# EXERCISE BRIEF:
Copy the data from the line containing "volume-bar [715,482,719,528]" through the line containing "volume-bar [777,505,780,528]", changing "volume-bottom-badge" to "volume-top-badge" and leaving everything else as it is.

— Start of INFORMATION SUPPLIED —

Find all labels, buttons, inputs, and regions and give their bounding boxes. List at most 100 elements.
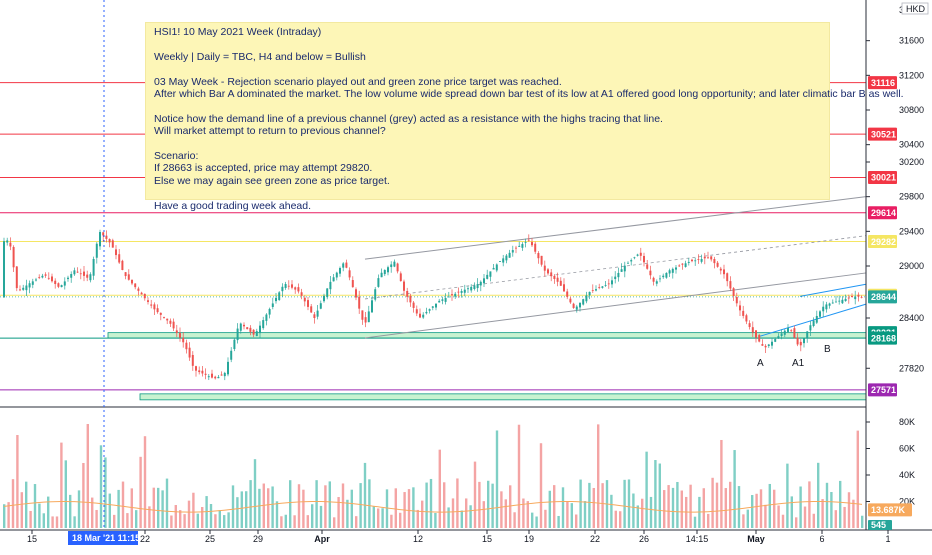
volume-bar [715,482,719,528]
volume-bar [535,516,538,528]
volume-bottom-badge [868,520,892,530]
volume-bar [293,515,296,528]
channel-demand-line [364,272,867,339]
volume-bar [852,499,855,528]
volume-bar [209,504,213,528]
volume-bar [777,505,780,528]
volume-bar [500,491,503,528]
candle-body [841,299,844,304]
volume-bar [143,436,147,528]
volume-bar [337,497,340,528]
candle-body [409,295,412,303]
candle-body [255,331,258,337]
candle-body [399,273,402,282]
candle-body [233,339,236,350]
volume-bar [491,483,494,528]
volume-bar [557,515,560,528]
candle-body [188,347,191,358]
candle-body [566,291,569,297]
analysis-note[interactable]: HSI1! 10 May 2021 Week (Intraday) Weekly … [145,22,904,212]
volume-bar [16,435,19,528]
volume-bar [517,424,521,528]
volume-bar [575,514,578,528]
candle-body [495,264,498,271]
candle-body [793,328,796,338]
candle-body [553,275,556,279]
volume-tick-label: 80K [899,417,915,427]
candle-body [380,272,383,278]
candle-body [127,274,130,280]
candle-body [329,281,332,290]
candle-body [422,314,425,318]
price-badge-label: 30521 [871,129,896,139]
candle-body [361,310,364,320]
candle-body [659,278,661,280]
volume-bar [764,504,767,528]
note-line: Notice how the demand line of a previous… [154,112,663,125]
candle-body [294,287,297,290]
candle-body [31,281,34,285]
volume-bar [42,513,45,528]
volume-bar [60,442,63,528]
candle-body [451,294,453,296]
volume-bar [561,487,565,528]
candle-body [252,329,255,335]
channel-lines [364,196,867,339]
candle-body [313,314,316,318]
candle-body [569,298,572,303]
candle-body [684,263,687,267]
volume-bar [667,485,670,528]
price-badge [868,235,897,249]
volume-bar [297,484,301,528]
candle-body [563,284,565,292]
volume-bar [843,506,846,528]
volume-bar [165,478,169,528]
volume-bar [729,481,732,528]
candle-body [249,327,252,332]
candle-body [467,288,469,290]
volume-bar [231,485,235,528]
candle-body [191,354,194,366]
volume-bar [570,503,573,528]
volume-bar [588,482,591,528]
volume-bar [139,456,142,528]
volume-bar [601,483,604,528]
time-tick-label: 29 [253,534,263,544]
volume-bars [3,424,864,528]
candle-body [511,250,514,253]
candle-body [579,302,581,308]
candle-body [57,283,60,287]
volume-bar [95,509,98,528]
candle-body [3,241,5,298]
bar-annotation: B [824,344,831,355]
volume-bar [443,482,446,528]
candle-body [60,285,63,288]
candle-body [524,242,527,243]
volume-bar [245,491,248,528]
price-badge [868,290,897,304]
candle-body [211,373,213,378]
volume-bar [170,515,173,528]
candle-body [780,333,783,336]
volume-bar [306,515,309,528]
candle-body [153,304,156,310]
candle-body [809,325,812,331]
volume-bar [363,462,367,528]
candle-body [819,311,821,317]
candle-body [460,291,463,293]
note-line [154,63,821,75]
candle-body [444,297,447,302]
annotations: A A1 B [757,344,831,369]
candle-body [351,280,354,288]
volume-bar [619,511,622,528]
volume-bar [3,504,6,528]
crosshair-time-badge [68,531,138,545]
candle-body [115,249,117,256]
candle-body [358,296,361,309]
volume-bar [654,460,657,528]
candle-body [716,262,719,267]
candle-body [435,303,437,308]
candle-body [25,285,28,291]
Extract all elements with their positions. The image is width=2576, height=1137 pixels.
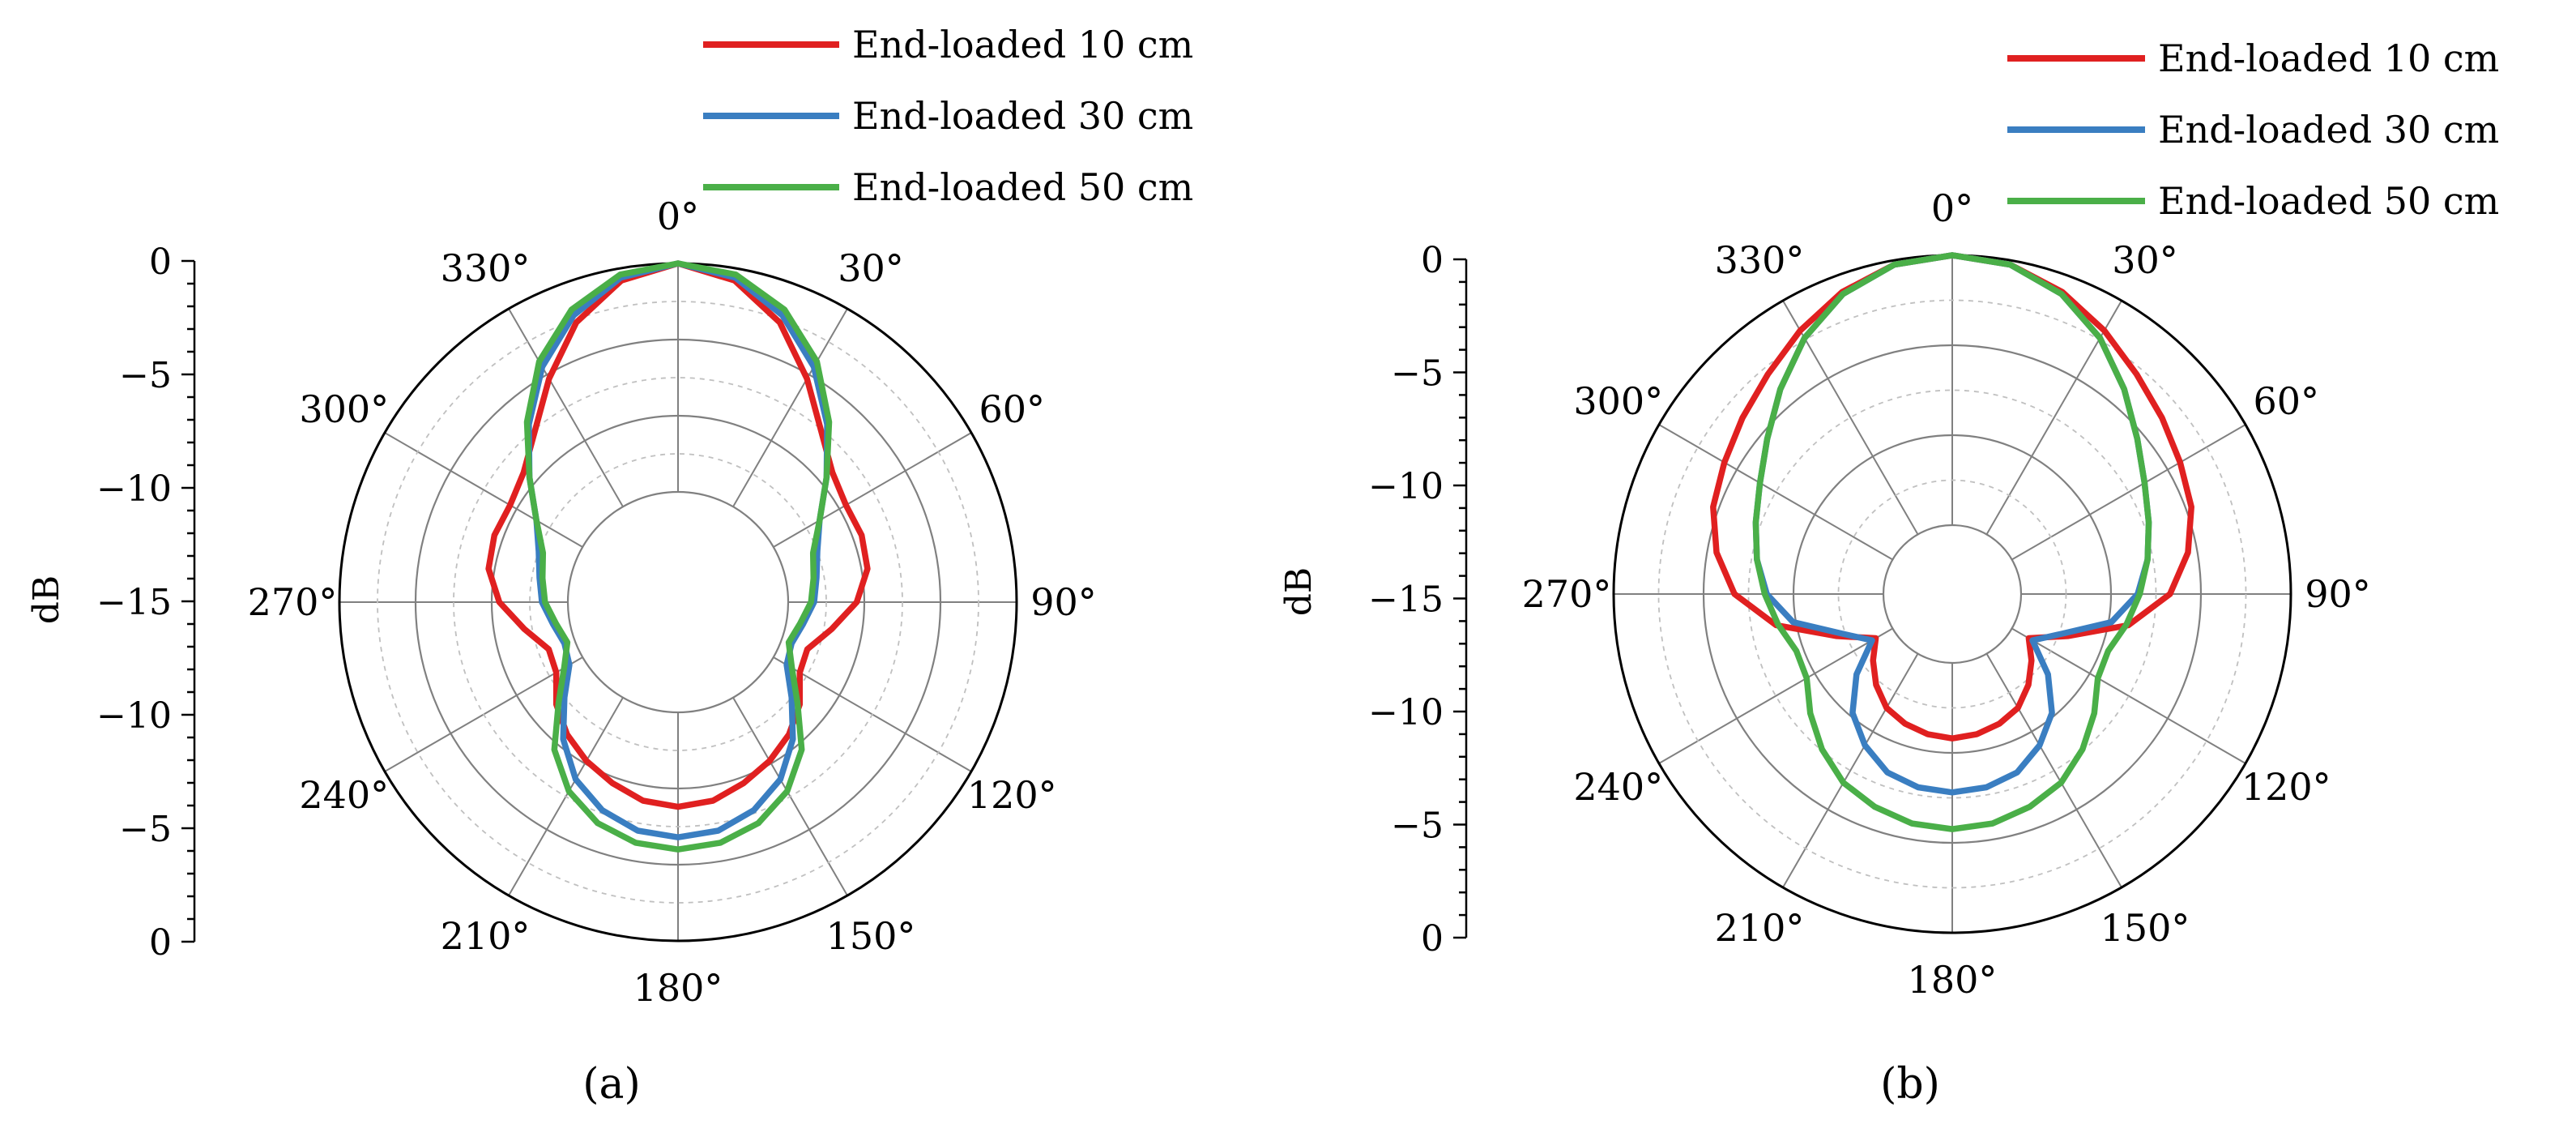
- radial-axis-b: 0 −5 −10 −15 −10 −5 0: [1368, 240, 1468, 960]
- radial-tick-label: 0: [149, 922, 172, 964]
- angle-tick-label: 30°: [838, 246, 904, 290]
- angle-tick-label: 120°: [967, 773, 1057, 817]
- grid-ring: [529, 453, 827, 751]
- angle-tick-label: 270°: [1522, 572, 1612, 616]
- angle-tick-label: 30°: [2112, 238, 2178, 282]
- polar-series-a: [485, 260, 871, 853]
- series-line: [1710, 252, 2194, 742]
- grid-ring: [377, 301, 979, 904]
- radial-tick-label: −10: [96, 468, 172, 510]
- radial-axis-label-b: dB: [1278, 567, 1320, 617]
- polar-chart-a: 0° 30° 60° 90° 120° 150° 180° 210° 240° 270° 300° 3…: [26, 23, 1193, 1109]
- angle-tick-label: 180°: [633, 966, 723, 1010]
- angle-tick-label: 240°: [1573, 765, 1663, 809]
- grid-ring: [1747, 389, 2157, 799]
- legend-label: End-loaded 30 cm: [2158, 108, 2499, 152]
- polar-grid-a: [338, 262, 1018, 943]
- radial-tick-label: 0: [1421, 240, 1444, 281]
- grid-spoke: [384, 432, 583, 548]
- angle-tick-label: 240°: [299, 773, 389, 817]
- radial-axis-a: 0 −5 −10 −15 −10 −5 0: [96, 242, 196, 964]
- series-line: [1752, 252, 2152, 832]
- grid-spoke: [773, 432, 972, 548]
- panel-label-b: (b): [1880, 1060, 1940, 1109]
- grid-ring: [1837, 479, 2067, 709]
- grid-ring: [414, 338, 942, 866]
- radial-tick-label: −10: [1368, 692, 1444, 733]
- angle-tick-label: 90°: [1030, 580, 1097, 624]
- panel-label-a: (a): [582, 1060, 641, 1109]
- radial-tick-label: −10: [1368, 466, 1444, 507]
- angle-tick-label: 150°: [2100, 906, 2190, 950]
- radial-tick-label: −10: [96, 695, 172, 737]
- angle-tick-label: 90°: [2305, 572, 2371, 616]
- angle-tick-label: 150°: [826, 914, 916, 958]
- angle-tick-label: 60°: [2253, 379, 2319, 423]
- angle-tick-label: 210°: [1715, 906, 1805, 950]
- angle-tick-label: 60°: [979, 387, 1045, 431]
- inner-ring: [1882, 524, 2023, 665]
- radial-tick-label: 0: [149, 242, 172, 283]
- grid-spoke: [1782, 653, 1919, 888]
- angle-tick-labels-b: 0° 30° 60° 90° 120° 150° 180° 210° 240° 270° 300° 3…: [1522, 186, 2371, 1002]
- radial-tick-label: −15: [1368, 579, 1444, 621]
- grid-ring: [1657, 299, 2247, 889]
- radial-axis-label-a: dB: [26, 575, 67, 625]
- legend-label: End-loaded 30 cm: [852, 94, 1193, 138]
- polar-chart-b: 0° 30° 60° 90° 120° 150° 180° 210° 240° 270° 300° 3…: [1278, 36, 2499, 1109]
- angle-tick-label: 270°: [248, 580, 338, 624]
- series-line: [523, 260, 833, 853]
- legend-label: End-loaded 10 cm: [852, 23, 1193, 66]
- angle-tick-label: 120°: [2241, 765, 2331, 809]
- legend-label: End-loaded 50 cm: [2158, 179, 2499, 223]
- inner-ring: [566, 490, 790, 714]
- grid-spoke: [1658, 627, 1893, 764]
- radial-tick-label: −5: [1391, 353, 1444, 395]
- series-line: [485, 260, 871, 810]
- angle-tick-labels-a: 0° 30° 60° 90° 120° 150° 180° 210° 240° 270° 300° 3…: [248, 194, 1097, 1010]
- angle-tick-label: 330°: [1715, 238, 1805, 282]
- angle-tick-label: 210°: [441, 914, 531, 958]
- radial-tick-label: 0: [1421, 918, 1444, 960]
- angle-tick-label: 0°: [657, 194, 699, 238]
- grid-ring: [1702, 344, 2203, 844]
- grid-spoke: [1985, 653, 2122, 888]
- legend-label: End-loaded 10 cm: [2158, 36, 2499, 80]
- grid-spoke: [732, 308, 848, 507]
- grid-ring: [490, 414, 866, 790]
- legend-b: End-loaded 10 cm End-loaded 30 cm End-load…: [2007, 36, 2499, 223]
- angle-tick-label: 330°: [441, 246, 531, 290]
- legend-a: End-loaded 10 cm End-loaded 30 cm End-load…: [703, 23, 1193, 209]
- radial-tick-label: −15: [96, 582, 172, 623]
- grid-spoke: [1658, 424, 1893, 561]
- grid-ring: [1792, 434, 2113, 754]
- polar-series-b: [1710, 252, 2194, 832]
- grid-spoke: [2011, 424, 2246, 561]
- legend-label: End-loaded 50 cm: [852, 165, 1193, 209]
- radial-tick-label: −5: [1391, 806, 1444, 847]
- angle-tick-label: 180°: [1908, 958, 1998, 1002]
- radial-tick-label: −5: [119, 355, 172, 396]
- grid-spoke: [2011, 627, 2246, 764]
- angle-tick-label: 0°: [1931, 186, 1973, 230]
- angle-tick-label: 300°: [1573, 379, 1663, 423]
- grid-ring: [453, 377, 903, 827]
- angle-tick-label: 300°: [299, 387, 389, 431]
- radial-tick-label: −5: [119, 809, 172, 850]
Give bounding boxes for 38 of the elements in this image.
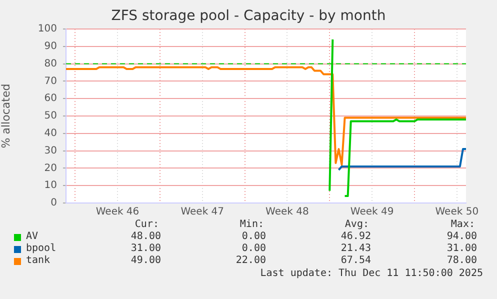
y-tick-label: 0 — [50, 198, 57, 209]
text: 0.00 — [242, 231, 266, 242]
legend-label: AV — [26, 231, 38, 242]
legend-label: bpool — [26, 243, 56, 254]
text: 48.00 — [130, 231, 161, 242]
text: Avg: — [344, 219, 369, 230]
text: Cur: — [134, 219, 159, 230]
x-tick-label: Week 48 — [266, 206, 309, 218]
y-tick-label: 80 — [44, 58, 57, 70]
x-tick-label: Week 47 — [180, 206, 224, 218]
text: 22.00 — [236, 255, 266, 266]
x-tick-label: Week 50 — [435, 206, 479, 218]
y-tick-label: 10 — [44, 180, 57, 192]
text: 21.43 — [340, 243, 371, 254]
chart-title: ZFS storage pool - Capacity - by month — [110, 8, 387, 24]
x-tick-label: Week 46 — [96, 206, 140, 218]
y-tick-label: 50 — [44, 110, 57, 122]
legend-label: tank — [26, 255, 50, 266]
y-tick-label: 90 — [44, 40, 57, 52]
text: 67.54 — [340, 255, 371, 266]
y-tick-label: 30 — [44, 145, 57, 156]
y-tick-label: 60 — [44, 93, 57, 104]
y-tick-label: 40 — [44, 128, 57, 139]
text: Last update: Thu Dec 11 11:50:00 2025 — [260, 268, 483, 279]
text: Max: — [450, 219, 475, 230]
y-axis-title: % allocated — [0, 84, 12, 148]
text: 78.00 — [446, 255, 477, 266]
text: 0.00 — [242, 243, 266, 254]
text: 46.92 — [340, 231, 371, 242]
text: 31.00 — [446, 243, 477, 254]
text: 31.00 — [130, 243, 161, 254]
y-tick-label: 70 — [44, 76, 57, 87]
text: 49.00 — [130, 255, 161, 266]
y-tick-label: 20 — [44, 162, 57, 174]
text: 94.00 — [446, 231, 477, 242]
x-tick-label: Week 49 — [350, 206, 394, 218]
text: Min: — [240, 219, 264, 230]
y-tick-label: 100 — [38, 24, 57, 35]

— End of INFORMATION SUPPLIED —

# WRITTEN ANSWER:
volume-bar [715,482,719,528]
volume-bar [535,516,538,528]
volume-top-badge [868,520,892,530]
volume-bar [293,515,296,528]
channel-demand-line [364,272,867,339]
volume-bar [852,499,855,528]
volume-bar [209,504,213,528]
volume-bar [777,505,780,528]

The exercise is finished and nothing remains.